* _OBJECTIVE_
Write out every record in full, exactly as written, please.

## START EXERCISE INPUTS

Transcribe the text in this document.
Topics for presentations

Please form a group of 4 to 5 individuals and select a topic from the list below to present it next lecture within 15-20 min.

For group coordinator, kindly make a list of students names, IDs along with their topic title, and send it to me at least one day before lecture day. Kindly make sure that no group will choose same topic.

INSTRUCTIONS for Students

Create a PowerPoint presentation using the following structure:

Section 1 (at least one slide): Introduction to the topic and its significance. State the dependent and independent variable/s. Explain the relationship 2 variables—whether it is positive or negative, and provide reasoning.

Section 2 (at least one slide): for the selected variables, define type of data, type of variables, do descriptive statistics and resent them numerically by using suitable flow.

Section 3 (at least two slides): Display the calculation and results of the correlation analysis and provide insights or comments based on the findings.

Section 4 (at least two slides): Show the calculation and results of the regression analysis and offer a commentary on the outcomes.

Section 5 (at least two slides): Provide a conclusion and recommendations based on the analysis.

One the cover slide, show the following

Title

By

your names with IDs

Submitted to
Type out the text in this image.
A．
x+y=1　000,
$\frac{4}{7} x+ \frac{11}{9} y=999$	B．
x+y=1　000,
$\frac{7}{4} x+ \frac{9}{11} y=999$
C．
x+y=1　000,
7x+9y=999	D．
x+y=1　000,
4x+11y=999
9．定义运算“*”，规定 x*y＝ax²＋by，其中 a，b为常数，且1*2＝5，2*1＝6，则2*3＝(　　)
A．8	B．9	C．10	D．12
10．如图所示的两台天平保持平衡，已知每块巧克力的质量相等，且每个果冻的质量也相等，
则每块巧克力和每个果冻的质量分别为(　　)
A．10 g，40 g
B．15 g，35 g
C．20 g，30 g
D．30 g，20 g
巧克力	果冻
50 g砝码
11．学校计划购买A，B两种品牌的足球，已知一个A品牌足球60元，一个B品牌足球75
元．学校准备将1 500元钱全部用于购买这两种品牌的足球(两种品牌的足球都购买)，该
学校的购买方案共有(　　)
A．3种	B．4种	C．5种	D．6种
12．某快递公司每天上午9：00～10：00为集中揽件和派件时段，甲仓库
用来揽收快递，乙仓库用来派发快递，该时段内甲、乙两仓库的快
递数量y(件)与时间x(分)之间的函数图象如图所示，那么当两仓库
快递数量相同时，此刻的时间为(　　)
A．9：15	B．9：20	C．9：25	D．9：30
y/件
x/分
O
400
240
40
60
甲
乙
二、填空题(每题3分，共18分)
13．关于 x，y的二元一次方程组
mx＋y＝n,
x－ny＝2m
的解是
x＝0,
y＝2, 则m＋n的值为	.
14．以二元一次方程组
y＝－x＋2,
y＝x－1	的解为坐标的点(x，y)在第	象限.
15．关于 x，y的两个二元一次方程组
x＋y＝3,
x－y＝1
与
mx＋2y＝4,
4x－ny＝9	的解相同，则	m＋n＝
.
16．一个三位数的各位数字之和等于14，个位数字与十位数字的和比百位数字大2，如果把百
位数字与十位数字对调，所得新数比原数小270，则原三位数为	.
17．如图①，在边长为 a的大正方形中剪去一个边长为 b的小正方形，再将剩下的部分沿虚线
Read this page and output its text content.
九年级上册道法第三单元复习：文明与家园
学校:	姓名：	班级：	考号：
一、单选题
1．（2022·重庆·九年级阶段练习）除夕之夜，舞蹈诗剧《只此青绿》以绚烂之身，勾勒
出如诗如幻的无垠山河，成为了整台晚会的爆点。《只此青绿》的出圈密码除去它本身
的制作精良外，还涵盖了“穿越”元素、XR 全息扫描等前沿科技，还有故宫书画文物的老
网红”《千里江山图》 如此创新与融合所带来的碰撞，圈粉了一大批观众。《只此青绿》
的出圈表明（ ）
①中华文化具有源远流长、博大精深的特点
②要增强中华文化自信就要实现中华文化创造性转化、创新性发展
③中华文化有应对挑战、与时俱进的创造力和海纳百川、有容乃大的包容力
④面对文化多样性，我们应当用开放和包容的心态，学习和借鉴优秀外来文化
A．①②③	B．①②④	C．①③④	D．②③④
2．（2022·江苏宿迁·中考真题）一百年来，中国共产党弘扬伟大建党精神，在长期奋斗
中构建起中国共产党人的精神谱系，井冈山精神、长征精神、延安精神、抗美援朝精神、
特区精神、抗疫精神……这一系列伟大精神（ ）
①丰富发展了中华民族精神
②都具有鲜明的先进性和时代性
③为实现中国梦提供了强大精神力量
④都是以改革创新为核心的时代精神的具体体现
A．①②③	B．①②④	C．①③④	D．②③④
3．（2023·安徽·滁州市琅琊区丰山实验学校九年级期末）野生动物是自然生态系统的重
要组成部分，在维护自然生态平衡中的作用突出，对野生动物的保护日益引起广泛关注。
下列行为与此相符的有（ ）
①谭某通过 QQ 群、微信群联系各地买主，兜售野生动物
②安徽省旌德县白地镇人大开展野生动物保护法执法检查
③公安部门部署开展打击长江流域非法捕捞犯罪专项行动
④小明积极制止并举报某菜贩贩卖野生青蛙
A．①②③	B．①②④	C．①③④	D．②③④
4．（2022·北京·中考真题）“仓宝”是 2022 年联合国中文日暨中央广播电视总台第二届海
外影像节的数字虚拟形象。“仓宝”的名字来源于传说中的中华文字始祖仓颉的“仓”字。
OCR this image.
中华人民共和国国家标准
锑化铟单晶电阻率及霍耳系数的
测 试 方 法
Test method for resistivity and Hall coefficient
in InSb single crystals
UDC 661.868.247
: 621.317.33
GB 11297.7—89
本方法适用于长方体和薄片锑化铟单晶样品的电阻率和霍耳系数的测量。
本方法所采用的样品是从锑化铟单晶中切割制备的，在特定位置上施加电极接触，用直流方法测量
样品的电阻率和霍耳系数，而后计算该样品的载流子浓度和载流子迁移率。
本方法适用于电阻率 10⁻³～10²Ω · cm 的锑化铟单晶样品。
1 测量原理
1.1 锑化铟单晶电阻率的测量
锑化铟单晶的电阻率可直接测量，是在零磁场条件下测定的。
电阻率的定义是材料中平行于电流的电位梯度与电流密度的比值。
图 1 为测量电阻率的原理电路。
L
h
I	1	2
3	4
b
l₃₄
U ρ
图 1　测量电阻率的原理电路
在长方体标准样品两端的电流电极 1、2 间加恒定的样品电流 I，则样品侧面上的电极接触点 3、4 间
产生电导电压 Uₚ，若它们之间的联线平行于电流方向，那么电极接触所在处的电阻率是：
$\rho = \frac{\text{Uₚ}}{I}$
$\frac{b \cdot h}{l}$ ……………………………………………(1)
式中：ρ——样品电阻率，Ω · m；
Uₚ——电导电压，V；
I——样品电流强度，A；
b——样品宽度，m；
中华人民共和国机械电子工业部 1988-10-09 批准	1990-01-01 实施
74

## END EXERCISE INPUTS

* _TASK OUTPUT_
Transcribe the text in this document.
Topics for presentations

Please form a group of 4 to 5 individuals and select a topic from the list below to present it next lecture within 15-20 min.

For group coordinator, kindly make a list of students names, IDs along with their topic title, and send it to me at least one day before lecture day. Kindly make sure that no group will choose same topic.

INSTRUCTIONS for Students

Create a PowerPoint presentation using the following structure:

Section 1 (at least one slide): Introduction to the topic and its significance. State the dependent and independent variable/s. Explain the relationship 2 variables—whether it is positive or negative, and provide reasoning.

Section 2 (at least one slide): for the selected variables, define type of data, type of variables, do descriptive statistics and resent them numerically by using suitable flow.

Section 3 (at least two slides): Display the calculation and results of the correlation analysis and provide insights or comments based on the findings.

Section 4 (at least two slides): Show the calculation and results of the regression analysis and offer a commentary on the outcomes.

Section 5 (at least two slides): Provide a conclusion and recommendations based on the analysis.

One the cover slide, show the following

Title

By

your names with IDs

Submitted to
Type out the text in this image.
A．
x+y=1　000,
$\frac{4}{7} x+ \frac{11}{9} y=999$	B．
x+y=1　000,
$\frac{7}{4} x+ \frac{9}{11} y=999$
C．
x+y=1　000,
7x+9y=999	D．
x+y=1　000,
4x+11y=999
9．定义运算“*”，规定 x*y＝ax²＋by，其中 a，b为常数，且1*2＝5，2*1＝6，则2*3＝(　　)
A．8	B．9	C．10	D．12
10．如图所示的两台天平保持平衡，已知每块巧克力的质量相等，且每个果冻的质量也相等，
则每块巧克力和每个果冻的质量分别为(　　)
A．10 g，40 g
B．15 g，35 g
C．20 g，30 g
D．30 g，20 g
巧克力	果冻
50 g砝码
11．学校计划购买A，B两种品牌的足球，已知一个A品牌足球60元，一个B品牌足球75
元．学校准备将1 500元钱全部用于购买这两种品牌的足球(两种品牌的足球都购买)，该
学校的购买方案共有(　　)
A．3种	B．4种	C．5种	D．6种
12．某快递公司每天上午9：00～10：00为集中揽件和派件时段，甲仓库
用来揽收快递，乙仓库用来派发快递，该时段内甲、乙两仓库的快
递数量y(件)与时间x(分)之间的函数图象如图所示，那么当两仓库
快递数量相同时，此刻的时间为(　　)
A．9：15	B．9：20	C．9：25	D．9：30
y/件
x/分
O
400
240
40
60
甲
乙
二、填空题(每题3分，共18分)
13．关于 x，y的二元一次方程组
mx＋y＝n,
x－ny＝2m
的解是
x＝0,
y＝2, 则m＋n的值为	.
14．以二元一次方程组
y＝－x＋2,
y＝x－1	的解为坐标的点(x，y)在第	象限.
15．关于 x，y的两个二元一次方程组
x＋y＝3,
x－y＝1
与
mx＋2y＝4,
4x－ny＝9	的解相同，则	m＋n＝
.
16．一个三位数的各位数字之和等于14，个位数字与十位数字的和比百位数字大2，如果把百
位数字与十位数字对调，所得新数比原数小270，则原三位数为	.
17．如图①，在边长为 a的大正方形中剪去一个边长为 b的小正方形，再将剩下的部分沿虚线
Read this page and output its text content.
九年级上册道法第三单元复习：文明与家园
学校:	姓名：	班级：	考号：
一、单选题
1．（2022·重庆·九年级阶段练习）除夕之夜，舞蹈诗剧《只此青绿》以绚烂之身，勾勒
出如诗如幻的无垠山河，成为了整台晚会的爆点。《只此青绿》的出圈密码除去它本身
的制作精良外，还涵盖了“穿越”元素、XR 全息扫描等前沿科技，还有故宫书画文物的老
网红”《千里江山图》 如此创新与融合所带来的碰撞，圈粉了一大批观众。《只此青绿》
的出圈表明（ ）
①中华文化具有源远流长、博大精深的特点
②要增强中华文化自信就要实现中华文化创造性转化、创新性发展
③中华文化有应对挑战、与时俱进的创造力和海纳百川、有容乃大的包容力
④面对文化多样性，我们应当用开放和包容的心态，学习和借鉴优秀外来文化
A．①②③	B．①②④	C．①③④	D．②③④
2．（2022·江苏宿迁·中考真题）一百年来，中国共产党弘扬伟大建党精神，在长期奋斗
中构建起中国共产党人的精神谱系，井冈山精神、长征精神、延安精神、抗美援朝精神、
特区精神、抗疫精神……这一系列伟大精神（ ）
①丰富发展了中华民族精神
②都具有鲜明的先进性和时代性
③为实现中国梦提供了强大精神力量
④都是以改革创新为核心的时代精神的具体体现
A．①②③	B．①②④	C．①③④	D．②③④
3．（2023·安徽·滁州市琅琊区丰山实验学校九年级期末）野生动物是自然生态系统的重
要组成部分，在维护自然生态平衡中的作用突出，对野生动物的保护日益引起广泛关注。
下列行为与此相符的有（ ）
①谭某通过 QQ 群、微信群联系各地买主，兜售野生动物
②安徽省旌德县白地镇人大开展野生动物保护法执法检查
③公安部门部署开展打击长江流域非法捕捞犯罪专项行动
④小明积极制止并举报某菜贩贩卖野生青蛙
A．①②③	B．①②④	C．①③④	D．②③④
4．（2022·北京·中考真题）“仓宝”是 2022 年联合国中文日暨中央广播电视总台第二届海
外影像节的数字虚拟形象。“仓宝”的名字来源于传说中的中华文字始祖仓颉的“仓”字。
OCR this image.
中华人民共和国国家标准
锑化铟单晶电阻率及霍耳系数的
测 试 方 法
Test method for resistivity and Hall coefficient
in InSb single crystals
UDC 661.868.247
: 621.317.33
GB 11297.7—89
本方法适用于长方体和薄片锑化铟单晶样品的电阻率和霍耳系数的测量。
本方法所采用的样品是从锑化铟单晶中切割制备的，在特定位置上施加电极接触，用直流方法测量
样品的电阻率和霍耳系数，而后计算该样品的载流子浓度和载流子迁移率。
本方法适用于电阻率 10⁻³～10²Ω · cm 的锑化铟单晶样品。
1 测量原理
1.1 锑化铟单晶电阻率的测量
锑化铟单晶的电阻率可直接测量，是在零磁场条件下测定的。
电阻率的定义是材料中平行于电流的电位梯度与电流密度的比值。
图 1 为测量电阻率的原理电路。
L
h
I	1	2
3	4
b
l₃₄
U ρ
图 1　测量电阻率的原理电路
在长方体标准样品两端的电流电极 1、2 间加恒定的样品电流 I，则样品侧面上的电极接触点 3、4 间
产生电导电压 Uₚ，若它们之间的联线平行于电流方向，那么电极接触所在处的电阻率是：
$\rho = \frac{\text{Uₚ}}{I}$
$\frac{b \cdot h}{l}$ ……………………………………………(1)
式中：ρ——样品电阻率，Ω · m；
Uₚ——电导电压，V；
I——样品电流强度，A；
b——样品宽度，m；
中华人民共和国机械电子工业部 1988-10-09 批准	1990-01-01 实施
74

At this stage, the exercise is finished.